**Available data**
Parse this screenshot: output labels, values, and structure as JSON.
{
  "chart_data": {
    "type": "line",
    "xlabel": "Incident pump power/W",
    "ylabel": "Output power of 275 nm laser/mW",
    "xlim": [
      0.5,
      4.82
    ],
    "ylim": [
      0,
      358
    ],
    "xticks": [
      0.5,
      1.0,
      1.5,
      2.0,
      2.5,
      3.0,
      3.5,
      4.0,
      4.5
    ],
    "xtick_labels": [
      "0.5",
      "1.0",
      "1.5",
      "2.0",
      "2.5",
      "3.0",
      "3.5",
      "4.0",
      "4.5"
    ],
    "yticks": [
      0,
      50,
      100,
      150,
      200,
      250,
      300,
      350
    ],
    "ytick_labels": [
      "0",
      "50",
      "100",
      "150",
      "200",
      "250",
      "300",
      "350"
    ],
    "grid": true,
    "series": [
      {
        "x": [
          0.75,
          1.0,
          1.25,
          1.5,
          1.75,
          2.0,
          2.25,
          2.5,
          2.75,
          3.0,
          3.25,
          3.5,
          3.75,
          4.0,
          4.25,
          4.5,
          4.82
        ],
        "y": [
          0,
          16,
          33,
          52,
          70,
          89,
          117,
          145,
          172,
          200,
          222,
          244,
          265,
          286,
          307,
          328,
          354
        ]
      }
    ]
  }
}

**Work instructions**
Copy out the whole listing exactly; please set it all down.

**Answer to this exercise**
Parse this screenshot: output labels, values, and structure as JSON.
{
  "chart_data": {
    "type": "line",
    "xlabel": "Incident pump power/W",
    "ylabel": "Output power of 275 nm laser/mW",
    "xlim": [
      0.5,
      4.82
    ],
    "ylim": [
      0,
      358
    ],
    "xticks": [
      0.5,
      1.0,
      1.5,
      2.0,
      2.5,
      3.0,
      3.5,
      4.0,
      4.5
    ],
    "xtick_labels": [
      "0.5",
      "1.0",
      "1.5",
      "2.0",
      "2.5",
      "3.0",
      "3.5",
      "4.0",
      "4.5"
    ],
    "yticks": [
      0,
      50,
      100,
      150,
      200,
      250,
      300,
      350
    ],
    "ytick_labels": [
      "0",
      "50",
      "100",
      "150",
      "200",
      "250",
      "300",
      "350"
    ],
    "grid": true,
    "series": [
      {
        "x": [
          0.75,
          1.0,
          1.25,
          1.5,
          1.75,
          2.0,
          2.25,
          2.5,
          2.75,
          3.0,
          3.25,
          3.5,
          3.75,
          4.0,
          4.25,
          4.5,
          4.82
        ],
        "y": [
          0,
          16,
          33,
          52,
          70,
          89,
          117,
          145,
          172,
          200,
          222,
          244,
          265,
          286,
          307,
          328,
          354
        ]
      }
    ]
  }
}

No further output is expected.